### Görev 1:
İnsanlar ve kamusal alan üzerine olan metne göre aşağıdaki (a), (b) ve (c) ifadelerinin her biri doğru mu? Her biri için evet ya da hayır deyin ve karara götüren sözleri metinden aynen alıntılayın.
(a) Bir birey tecritte anlaşılabilir.
(b) Her insan yaratıcı düşünme kabiliyetine sahiptir.
(c) Çeşitlilik ve gelişim için alan birbirinden bağımsızdır.

### Metin Bölümü:
• • • • •
KENDİ ARALARINDA İNSANLAR: İNSANLAR ve KAMUSAL ALAN
 
 
 
            Bir birey tecritte anlaşılamaz. Bireyler toplumdaki ağların, grupların ve ilişkilerin birer parçasıdırlar. Her insan farklıdır ama çoğu insan diğerleriyle her zaman irtibat halindedir. Bu, toplumdaki bağlılığın temelidir. Kamusal alanda insanlar daimi diyalog ile meşguldürler ve herkes için kabul edilir bir örtüşen uzlaşı arayışı içindedirler.
 
Farklılıklar İçin Alan
 
            Her birey farklıdır ve her biri kendi hayatıyla ne yapacağı hakkında kendi öz fikrine sahiptir. Her insan yaratıcı düşünme ve çözüm üretme kabiliyetine sahiptir. Bu yaratıcı kabiliyet; diğer görüş, düşünce ve eylemlerle karşılaşıldığında serpilir. Böylesi bir karşılaşma insanların kendi inançları ve tercihlerinin bilincinde olmalarını sağlamaktadır. Çeşitliliği kabullenmek ve “farklı” olarak görülen insanlar için alan yaratmak önemlidir. İnsanoğlu aynı değildir fakat birbirlerini eşittirler. Çeşitlilik ve gelişim için alan, ayrılmaz bir şekilde birbirine bağlıdır. Bunlar topluma dinamizm ve ilerleme sağlarlar.
• • • • •
### Sağlanan Malzemeler:
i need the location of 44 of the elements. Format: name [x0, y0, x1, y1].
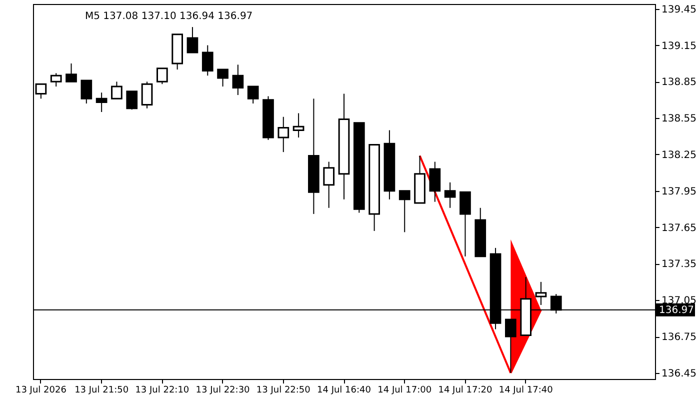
y-tick-label: 137.95 — [662, 186, 696, 198]
candlestick — [232, 64, 244, 96]
candlestick — [156, 68, 168, 85]
y-tick-label: 138.85 — [662, 77, 696, 88]
x-tick-label: 13 Jul 21:50 — [74, 386, 129, 396]
candlestick — [126, 90, 138, 110]
candlestick — [444, 182, 456, 208]
text: M5 137.08 137.10 136.94 136.97 — [85, 10, 253, 22]
candlestick — [186, 26, 198, 54]
candlestick — [50, 72, 62, 88]
y-tick-label: 136.75 — [662, 332, 696, 344]
y-tick-label: 139.15 — [662, 40, 696, 52]
candlestick — [141, 81, 153, 109]
y-tick-label: 138.25 — [662, 150, 696, 161]
candlestick — [80, 80, 92, 104]
x-tick-label: 13 Jul 2026 — [15, 386, 67, 396]
x-tick-label: 14 Jul 17:00 — [378, 386, 432, 396]
candlestick — [429, 161, 441, 202]
x-tick-label: 14 Jul 17:40 — [498, 386, 554, 396]
candlestick — [96, 92, 108, 113]
candlestick — [66, 62, 77, 82]
ref-line-label: 136.97 — [659, 304, 694, 316]
y-tick-label: 137.35 — [662, 259, 696, 270]
candlestick — [292, 112, 304, 138]
candlestick — [323, 161, 335, 208]
candlestick — [111, 81, 122, 100]
candlestick — [398, 190, 410, 233]
candlestick — [505, 318, 516, 374]
x-tick-label: 14 Jul 17:20 — [438, 386, 492, 396]
y-tick-label: 139.45 — [662, 4, 696, 16]
candlestick — [278, 116, 290, 153]
candlestick — [217, 68, 228, 88]
x-tick-label: 14 Jul 16:40 — [317, 386, 372, 396]
x-tick-label: 13 Jul 22:10 — [135, 386, 190, 396]
x-tick-label: 13 Jul 22:50 — [256, 386, 311, 396]
x-tick-label: 13 Jul 22:30 — [196, 386, 250, 396]
candlestick — [535, 281, 547, 306]
y-tick-label: 137.05 — [662, 296, 696, 307]
candlestick — [202, 44, 214, 76]
y-tick-label: 138.55 — [662, 114, 696, 125]
candlestick — [460, 191, 471, 257]
candlestick — [247, 86, 259, 104]
y-tick-label: 137.65 — [662, 222, 696, 234]
y-tick-label: 136.45 — [662, 368, 696, 380]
• • • • •
### Görev 2:
Satırlarda "y-tick-label: 137.95 — [662, 186, 696, 198]" içeren satırdan başlayın ve son satırdan sonra durun. İki uç dahil olmak üzere bu satırları hiç değiştirmeden geri verin.

### Çıktı 1:
(a) Hayır: "Bir birey tecritte anlaşılamaz."
(b) Evet: "Her insan yaratıcı düşünme ve çözüm üretme kabiliyetine sahiptir."
(c) Hayır: "Çeşitlilik ve gelişim için alan, ayrılmaz bir şekilde birbirine bağlıdır."

### Çıktı 2:
y-tick-label: 137.95 — [662, 186, 696, 198]
candlestick — [232, 64, 244, 96]
candlestick — [156, 68, 168, 85]
y-tick-label: 138.85 — [662, 77, 696, 88]
x-tick-label: 13 Jul 21:50 — [74, 386, 129, 396]
candlestick — [126, 90, 138, 110]
candlestick — [444, 182, 456, 208]
text: M5 137.08 137.10 136.94 136.97 — [85, 10, 253, 22]
candlestick — [186, 26, 198, 54]
candlestick — [50, 72, 62, 88]
y-tick-label: 136.75 — [662, 332, 696, 344]
y-tick-label: 139.15 — [662, 40, 696, 52]
candlestick — [141, 81, 153, 109]
y-tick-label: 138.25 — [662, 150, 696, 161]
candlestick — [80, 80, 92, 104]
x-tick-label: 13 Jul 2026 — [15, 386, 67, 396]
x-tick-label: 14 Jul 17:00 — [378, 386, 432, 396]
candlestick — [429, 161, 441, 202]
x-tick-label: 14 Jul 17:40 — [498, 386, 554, 396]
candlestick — [96, 92, 108, 113]
candlestick — [66, 62, 77, 82]
ref-line-label: 136.97 — [659, 304, 694, 316]
y-tick-label: 137.35 — [662, 259, 696, 270]
candlestick — [292, 112, 304, 138]
candlestick — [323, 161, 335, 208]
candlestick — [111, 81, 122, 100]
candlestick — [398, 190, 410, 233]
candlestick — [505, 318, 516, 374]
x-tick-label: 14 Jul 17:20 — [438, 386, 492, 396]
y-tick-label: 139.45 — [662, 4, 696, 16]
candlestick — [278, 116, 290, 153]
candlestick — [217, 68, 228, 88]
x-tick-label: 14 Jul 16:40 — [317, 386, 372, 396]
x-tick-label: 13 Jul 22:10 — [135, 386, 190, 396]
x-tick-label: 13 Jul 22:50 — [256, 386, 311, 396]
x-tick-label: 13 Jul 22:30 — [196, 386, 250, 396]
candlestick — [535, 281, 547, 306]
y-tick-label: 137.05 — [662, 296, 696, 307]
candlestick — [202, 44, 214, 76]
y-tick-label: 138.55 — [662, 114, 696, 125]
candlestick — [460, 191, 471, 257]
candlestick — [247, 86, 259, 104]
y-tick-label: 137.65 — [662, 222, 696, 234]
y-tick-label: 136.45 — [662, 368, 696, 380]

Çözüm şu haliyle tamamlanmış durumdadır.